**TASK A**
Can you reproduce the passage of the loot box warnings article that begins at the words "Video game warnings" and stops after "and gambling harm."?

Video game warnings for virtual gambling and loot boxes

Video games containing paid loot boxes will be classified ‘M’ from September, as the Australian Government seeks to address concerns about the links between in-game purchases and gambling harm.

The new Mature classification – not recommended for children under 15 years old – will apply to games with paid loot boxes, while R18+ will apply to video games that contain simulated gambling. 

A ‘loot box’ is a digital container of randomised rewards available in some video games, which can often be purchased for real world money.

Dr Aaron Drummond from the University of Tasmania says: the problem with loot boxes is that many resemble “very closely conventional forms of gambling”. For example: transactions involve money; there are chance based outcomes; some players win while others lose; and opting out is required to avoid losses.

His research shows that in about a quarter of games, players can even “cash out” their winnings, through a legitimate or third party marketplace.

The new mandatory classifications mean that video games containing paid loot boxes or simulated gambling will come with a warning label on the box. 

According to updated government guidelines, simulated gambling involves interactive activity resembling a real world age restricted betting or gambling service.

In a statement, communications minister Michelle Rowland says the changes are designed “to protect vulnerable Australians from gambling harms – including children who may be exposed to gambling through video games,”.

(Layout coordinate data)
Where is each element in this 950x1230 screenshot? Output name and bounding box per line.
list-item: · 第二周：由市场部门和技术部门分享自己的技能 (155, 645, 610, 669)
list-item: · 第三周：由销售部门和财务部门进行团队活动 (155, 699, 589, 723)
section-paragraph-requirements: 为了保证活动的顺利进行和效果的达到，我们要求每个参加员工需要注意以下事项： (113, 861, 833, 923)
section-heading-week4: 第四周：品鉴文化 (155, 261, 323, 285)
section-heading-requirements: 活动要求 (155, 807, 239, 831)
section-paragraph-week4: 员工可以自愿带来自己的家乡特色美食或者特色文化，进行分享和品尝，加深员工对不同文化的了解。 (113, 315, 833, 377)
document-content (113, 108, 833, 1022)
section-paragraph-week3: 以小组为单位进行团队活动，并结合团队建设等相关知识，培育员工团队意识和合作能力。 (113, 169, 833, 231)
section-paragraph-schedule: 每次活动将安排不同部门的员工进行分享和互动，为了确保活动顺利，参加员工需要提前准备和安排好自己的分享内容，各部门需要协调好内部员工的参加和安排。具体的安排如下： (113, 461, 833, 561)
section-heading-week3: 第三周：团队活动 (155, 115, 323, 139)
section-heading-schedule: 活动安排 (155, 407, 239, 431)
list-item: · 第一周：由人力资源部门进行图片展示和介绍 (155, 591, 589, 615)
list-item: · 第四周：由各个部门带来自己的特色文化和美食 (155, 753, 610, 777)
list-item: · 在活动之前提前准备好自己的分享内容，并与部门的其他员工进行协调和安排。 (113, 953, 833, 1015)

**TASK B**
Can you rewrite the layout coordinate entries so that "bounding box" becomes "coordinate box", with nothing else changed?

**WRITTEN SOLUTION A**
Video game warnings for virtual gambling and loot boxes

Video games containing paid loot boxes will be classified ‘M’ from September, as the Australian Government seeks to address concerns about the links between in-game purchases and gambling harm.

**WRITTEN SOLUTION B**
Where is each element in this 950x1230 screenshot? Output name and coordinate box per line.
list-item: · 第二周：由市场部门和技术部门分享自己的技能 (155, 645, 610, 669)
list-item: · 第三周：由销售部门和财务部门进行团队活动 (155, 699, 589, 723)
section-paragraph-requirements: 为了保证活动的顺利进行和效果的达到，我们要求每个参加员工需要注意以下事项： (113, 861, 833, 923)
section-heading-week4: 第四周：品鉴文化 (155, 261, 323, 285)
section-heading-requirements: 活动要求 (155, 807, 239, 831)
section-paragraph-week4: 员工可以自愿带来自己的家乡特色美食或者特色文化，进行分享和品尝，加深员工对不同文化的了解。 (113, 315, 833, 377)
document-content (113, 108, 833, 1022)
section-paragraph-week3: 以小组为单位进行团队活动，并结合团队建设等相关知识，培育员工团队意识和合作能力。 (113, 169, 833, 231)
section-paragraph-schedule: 每次活动将安排不同部门的员工进行分享和互动，为了确保活动顺利，参加员工需要提前准备和安排好自己的分享内容，各部门需要协调好内部员工的参加和安排。具体的安排如下： (113, 461, 833, 561)
section-heading-week3: 第三周：团队活动 (155, 115, 323, 139)
section-heading-schedule: 活动安排 (155, 407, 239, 431)
list-item: · 第一周：由人力资源部门进行图片展示和介绍 (155, 591, 589, 615)
list-item: · 第四周：由各个部门带来自己的特色文化和美食 (155, 753, 610, 777)
list-item: · 在活动之前提前准备好自己的分享内容，并与部门的其他员工进行协调和安排。 (113, 953, 833, 1015)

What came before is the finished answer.